Dataset entries on figures:
·····
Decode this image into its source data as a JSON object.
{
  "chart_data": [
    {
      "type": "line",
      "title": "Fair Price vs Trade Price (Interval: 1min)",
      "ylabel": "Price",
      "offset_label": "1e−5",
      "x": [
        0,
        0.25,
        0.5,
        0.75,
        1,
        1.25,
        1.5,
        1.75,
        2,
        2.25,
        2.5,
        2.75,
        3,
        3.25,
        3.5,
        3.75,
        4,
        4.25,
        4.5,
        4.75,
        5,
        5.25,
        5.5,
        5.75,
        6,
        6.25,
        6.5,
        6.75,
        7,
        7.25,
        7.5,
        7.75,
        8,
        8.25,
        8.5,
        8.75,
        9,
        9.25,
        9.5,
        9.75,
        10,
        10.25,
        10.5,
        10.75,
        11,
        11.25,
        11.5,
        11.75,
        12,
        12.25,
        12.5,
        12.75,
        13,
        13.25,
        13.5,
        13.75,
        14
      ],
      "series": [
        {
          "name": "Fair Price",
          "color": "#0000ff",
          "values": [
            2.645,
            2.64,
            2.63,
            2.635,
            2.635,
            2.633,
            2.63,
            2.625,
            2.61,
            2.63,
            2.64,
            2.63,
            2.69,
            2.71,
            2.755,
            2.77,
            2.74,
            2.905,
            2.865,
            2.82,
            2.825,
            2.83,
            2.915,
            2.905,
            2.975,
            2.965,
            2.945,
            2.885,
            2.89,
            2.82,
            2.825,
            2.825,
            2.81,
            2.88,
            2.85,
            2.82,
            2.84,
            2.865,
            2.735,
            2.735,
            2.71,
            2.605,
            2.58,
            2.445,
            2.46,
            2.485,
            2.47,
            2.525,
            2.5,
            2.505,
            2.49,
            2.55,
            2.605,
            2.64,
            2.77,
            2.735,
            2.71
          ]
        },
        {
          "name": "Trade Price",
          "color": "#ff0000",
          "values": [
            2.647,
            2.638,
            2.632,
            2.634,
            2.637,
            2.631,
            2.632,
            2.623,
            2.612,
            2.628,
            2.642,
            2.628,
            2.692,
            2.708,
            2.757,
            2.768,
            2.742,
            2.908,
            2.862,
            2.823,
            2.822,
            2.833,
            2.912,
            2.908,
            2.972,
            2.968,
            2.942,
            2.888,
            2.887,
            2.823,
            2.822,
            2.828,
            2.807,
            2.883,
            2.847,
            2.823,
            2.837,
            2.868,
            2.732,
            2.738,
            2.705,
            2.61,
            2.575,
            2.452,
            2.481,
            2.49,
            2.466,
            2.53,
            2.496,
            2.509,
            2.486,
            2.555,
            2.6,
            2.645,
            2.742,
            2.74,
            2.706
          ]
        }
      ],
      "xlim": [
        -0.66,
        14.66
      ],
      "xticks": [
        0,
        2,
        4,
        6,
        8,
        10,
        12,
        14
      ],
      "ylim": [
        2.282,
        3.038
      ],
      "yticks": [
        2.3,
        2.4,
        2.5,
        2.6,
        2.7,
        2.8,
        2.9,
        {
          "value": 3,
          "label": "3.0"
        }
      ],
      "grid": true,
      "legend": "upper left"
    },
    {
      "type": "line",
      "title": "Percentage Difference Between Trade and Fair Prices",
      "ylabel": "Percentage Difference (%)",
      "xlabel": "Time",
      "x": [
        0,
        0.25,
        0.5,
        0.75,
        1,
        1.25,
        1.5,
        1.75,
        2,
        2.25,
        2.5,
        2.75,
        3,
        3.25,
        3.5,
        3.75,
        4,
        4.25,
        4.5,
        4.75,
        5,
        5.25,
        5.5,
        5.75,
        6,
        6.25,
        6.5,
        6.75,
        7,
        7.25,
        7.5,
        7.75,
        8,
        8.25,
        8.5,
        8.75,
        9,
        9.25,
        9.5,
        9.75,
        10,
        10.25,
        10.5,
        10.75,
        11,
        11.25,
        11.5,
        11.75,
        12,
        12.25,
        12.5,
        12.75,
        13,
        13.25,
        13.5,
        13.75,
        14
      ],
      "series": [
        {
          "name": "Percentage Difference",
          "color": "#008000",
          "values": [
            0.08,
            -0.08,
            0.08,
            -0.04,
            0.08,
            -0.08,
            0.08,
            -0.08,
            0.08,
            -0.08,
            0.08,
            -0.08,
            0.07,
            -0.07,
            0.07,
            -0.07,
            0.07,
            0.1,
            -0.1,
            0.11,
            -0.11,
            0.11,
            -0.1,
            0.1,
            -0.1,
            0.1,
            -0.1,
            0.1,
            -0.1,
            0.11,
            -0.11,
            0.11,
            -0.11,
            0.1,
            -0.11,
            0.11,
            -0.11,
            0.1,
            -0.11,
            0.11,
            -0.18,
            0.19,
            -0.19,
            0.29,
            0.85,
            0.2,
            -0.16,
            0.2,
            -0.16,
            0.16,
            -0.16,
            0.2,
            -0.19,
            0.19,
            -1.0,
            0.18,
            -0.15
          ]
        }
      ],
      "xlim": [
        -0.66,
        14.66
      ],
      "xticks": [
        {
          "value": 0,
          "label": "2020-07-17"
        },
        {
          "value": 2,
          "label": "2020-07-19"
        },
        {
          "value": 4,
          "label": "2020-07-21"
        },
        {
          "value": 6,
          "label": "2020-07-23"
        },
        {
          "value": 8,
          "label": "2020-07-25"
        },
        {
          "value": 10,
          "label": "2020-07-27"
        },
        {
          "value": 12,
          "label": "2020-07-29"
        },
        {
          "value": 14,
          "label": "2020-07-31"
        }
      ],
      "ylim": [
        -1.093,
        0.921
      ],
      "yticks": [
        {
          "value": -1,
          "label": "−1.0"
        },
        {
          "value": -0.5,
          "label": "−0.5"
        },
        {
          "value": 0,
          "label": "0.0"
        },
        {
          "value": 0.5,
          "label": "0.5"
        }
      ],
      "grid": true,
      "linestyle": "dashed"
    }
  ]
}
·····
The problem: Search the listing for the word "color". Copy every line in which it occurs.

Response to the task:
          "color": "#0000ff",
          "color": "#ff0000",
          "color": "#008000",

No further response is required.